→ **Given task**: Copy out each line of the material below that holds the string "this".

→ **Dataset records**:
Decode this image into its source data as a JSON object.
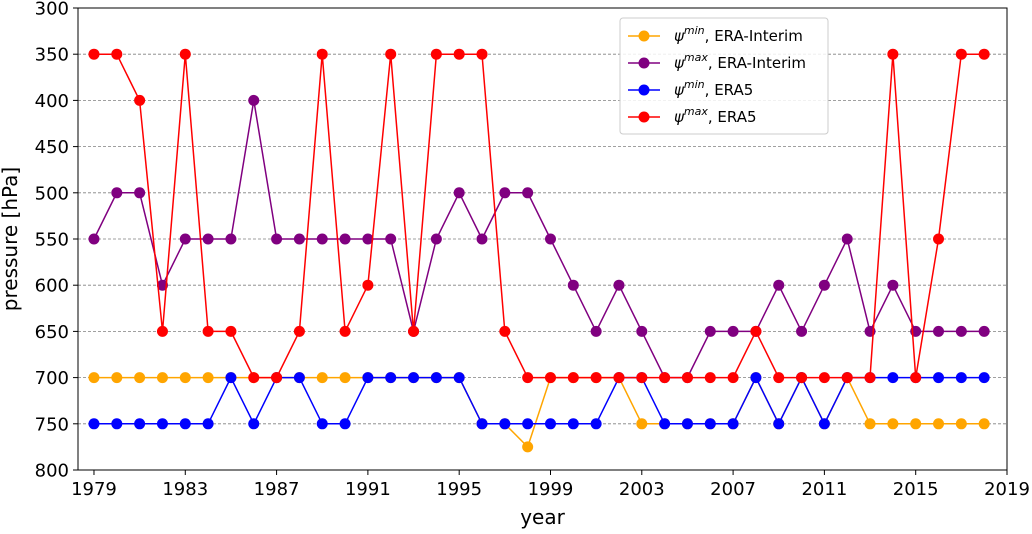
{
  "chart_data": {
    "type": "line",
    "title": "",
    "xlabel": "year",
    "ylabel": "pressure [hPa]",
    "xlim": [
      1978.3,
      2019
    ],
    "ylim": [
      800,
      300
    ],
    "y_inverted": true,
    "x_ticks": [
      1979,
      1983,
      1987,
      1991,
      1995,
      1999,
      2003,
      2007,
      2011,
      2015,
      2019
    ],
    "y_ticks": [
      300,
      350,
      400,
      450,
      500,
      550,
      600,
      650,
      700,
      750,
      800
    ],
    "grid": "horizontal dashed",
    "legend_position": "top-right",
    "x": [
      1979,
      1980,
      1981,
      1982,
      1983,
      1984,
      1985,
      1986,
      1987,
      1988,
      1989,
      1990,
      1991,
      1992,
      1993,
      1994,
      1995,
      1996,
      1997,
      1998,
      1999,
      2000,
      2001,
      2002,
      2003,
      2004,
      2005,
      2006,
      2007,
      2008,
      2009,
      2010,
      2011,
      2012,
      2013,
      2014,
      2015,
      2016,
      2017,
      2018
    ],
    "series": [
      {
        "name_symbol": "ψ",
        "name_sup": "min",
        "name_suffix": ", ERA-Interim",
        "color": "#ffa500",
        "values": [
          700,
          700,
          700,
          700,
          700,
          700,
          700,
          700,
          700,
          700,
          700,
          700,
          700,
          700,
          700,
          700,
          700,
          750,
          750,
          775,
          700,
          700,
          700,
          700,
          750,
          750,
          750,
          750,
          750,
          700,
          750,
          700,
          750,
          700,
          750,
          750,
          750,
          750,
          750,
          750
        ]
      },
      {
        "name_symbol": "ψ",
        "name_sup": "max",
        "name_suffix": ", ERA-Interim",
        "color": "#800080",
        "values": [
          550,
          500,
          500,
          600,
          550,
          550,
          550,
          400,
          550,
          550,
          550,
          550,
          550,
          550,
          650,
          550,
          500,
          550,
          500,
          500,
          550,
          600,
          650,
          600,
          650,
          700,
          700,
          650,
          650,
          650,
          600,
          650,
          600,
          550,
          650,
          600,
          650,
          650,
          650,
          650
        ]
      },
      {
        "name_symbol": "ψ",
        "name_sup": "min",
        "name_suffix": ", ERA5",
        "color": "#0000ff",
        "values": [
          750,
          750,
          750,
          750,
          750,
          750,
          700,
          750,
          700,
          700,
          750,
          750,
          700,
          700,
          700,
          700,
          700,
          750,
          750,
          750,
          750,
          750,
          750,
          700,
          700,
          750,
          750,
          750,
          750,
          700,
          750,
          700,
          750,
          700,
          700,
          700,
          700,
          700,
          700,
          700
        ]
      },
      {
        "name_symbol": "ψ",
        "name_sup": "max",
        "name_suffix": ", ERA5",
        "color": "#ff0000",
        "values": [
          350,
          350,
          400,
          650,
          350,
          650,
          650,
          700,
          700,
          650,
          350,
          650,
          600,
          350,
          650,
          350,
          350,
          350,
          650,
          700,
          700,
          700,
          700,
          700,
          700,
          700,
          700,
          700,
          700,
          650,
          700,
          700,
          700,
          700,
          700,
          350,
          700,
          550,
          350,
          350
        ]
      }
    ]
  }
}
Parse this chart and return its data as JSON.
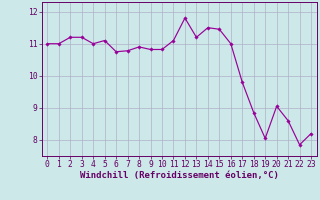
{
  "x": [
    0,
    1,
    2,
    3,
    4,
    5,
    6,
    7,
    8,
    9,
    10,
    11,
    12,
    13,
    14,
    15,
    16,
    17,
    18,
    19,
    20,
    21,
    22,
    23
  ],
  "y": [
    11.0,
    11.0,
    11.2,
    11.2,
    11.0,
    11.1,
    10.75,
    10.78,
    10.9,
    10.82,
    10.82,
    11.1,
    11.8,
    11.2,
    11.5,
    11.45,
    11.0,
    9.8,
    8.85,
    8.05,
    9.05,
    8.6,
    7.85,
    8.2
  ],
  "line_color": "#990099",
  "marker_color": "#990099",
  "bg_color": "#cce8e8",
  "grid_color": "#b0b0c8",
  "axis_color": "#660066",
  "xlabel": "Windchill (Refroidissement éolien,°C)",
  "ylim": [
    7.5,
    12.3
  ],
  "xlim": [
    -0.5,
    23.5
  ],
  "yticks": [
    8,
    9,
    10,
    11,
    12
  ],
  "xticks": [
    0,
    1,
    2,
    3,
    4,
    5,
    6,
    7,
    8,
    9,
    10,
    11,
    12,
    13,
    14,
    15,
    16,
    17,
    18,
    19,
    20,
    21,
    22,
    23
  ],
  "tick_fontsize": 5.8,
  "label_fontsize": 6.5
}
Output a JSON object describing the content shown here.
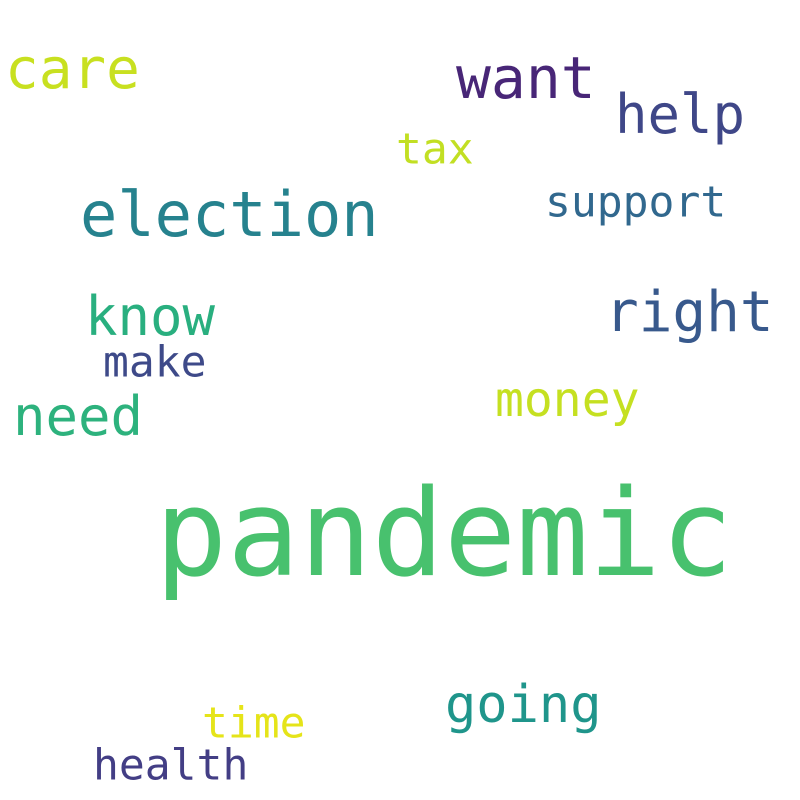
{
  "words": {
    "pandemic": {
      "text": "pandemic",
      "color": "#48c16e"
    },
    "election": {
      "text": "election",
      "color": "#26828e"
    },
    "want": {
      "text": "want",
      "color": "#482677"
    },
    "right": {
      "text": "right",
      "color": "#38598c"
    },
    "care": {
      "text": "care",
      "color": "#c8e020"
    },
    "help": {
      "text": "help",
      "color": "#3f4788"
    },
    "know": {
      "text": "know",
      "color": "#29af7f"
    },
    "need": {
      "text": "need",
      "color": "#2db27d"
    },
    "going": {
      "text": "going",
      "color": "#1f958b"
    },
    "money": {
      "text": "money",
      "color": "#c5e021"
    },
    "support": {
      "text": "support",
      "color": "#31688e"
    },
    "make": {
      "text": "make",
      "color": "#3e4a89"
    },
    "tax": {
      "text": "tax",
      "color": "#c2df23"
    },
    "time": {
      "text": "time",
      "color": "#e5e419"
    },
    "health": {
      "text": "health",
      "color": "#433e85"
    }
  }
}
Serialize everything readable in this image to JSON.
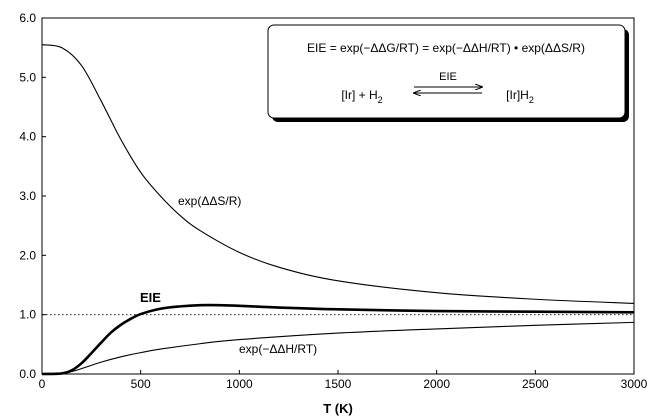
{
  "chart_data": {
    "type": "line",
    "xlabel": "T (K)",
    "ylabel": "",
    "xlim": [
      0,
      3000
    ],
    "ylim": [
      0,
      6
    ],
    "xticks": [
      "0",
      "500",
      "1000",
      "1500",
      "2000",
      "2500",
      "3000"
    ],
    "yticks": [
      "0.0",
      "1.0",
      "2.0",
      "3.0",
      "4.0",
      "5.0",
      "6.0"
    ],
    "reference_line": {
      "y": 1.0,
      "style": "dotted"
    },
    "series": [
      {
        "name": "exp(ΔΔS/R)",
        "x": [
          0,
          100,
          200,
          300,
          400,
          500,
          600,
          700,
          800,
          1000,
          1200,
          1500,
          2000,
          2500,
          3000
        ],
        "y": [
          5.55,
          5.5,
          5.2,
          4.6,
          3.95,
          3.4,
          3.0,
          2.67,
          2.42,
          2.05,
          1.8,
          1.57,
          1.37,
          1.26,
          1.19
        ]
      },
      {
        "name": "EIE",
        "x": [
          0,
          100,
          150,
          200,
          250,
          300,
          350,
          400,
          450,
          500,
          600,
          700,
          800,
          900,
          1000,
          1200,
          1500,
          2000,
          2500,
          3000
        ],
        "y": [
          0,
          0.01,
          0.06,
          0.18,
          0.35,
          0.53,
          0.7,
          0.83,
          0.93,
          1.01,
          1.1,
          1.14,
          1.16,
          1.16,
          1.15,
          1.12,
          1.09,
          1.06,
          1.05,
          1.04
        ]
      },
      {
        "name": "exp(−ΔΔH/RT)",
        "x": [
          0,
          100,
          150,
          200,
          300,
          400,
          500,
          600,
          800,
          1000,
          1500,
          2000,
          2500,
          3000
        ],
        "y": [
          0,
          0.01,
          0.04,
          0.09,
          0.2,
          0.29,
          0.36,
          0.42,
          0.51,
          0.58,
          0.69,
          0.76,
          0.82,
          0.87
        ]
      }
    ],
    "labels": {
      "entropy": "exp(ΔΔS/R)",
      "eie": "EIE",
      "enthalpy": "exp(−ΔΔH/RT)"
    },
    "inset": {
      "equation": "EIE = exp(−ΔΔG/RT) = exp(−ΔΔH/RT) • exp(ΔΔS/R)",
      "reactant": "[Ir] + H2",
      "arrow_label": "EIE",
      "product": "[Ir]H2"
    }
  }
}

→ **Result of the task**:
Decode this image into its source data as a JSON object.
Parse this chart and return its data as JSON.
Serialize everything readable in this image to JSON.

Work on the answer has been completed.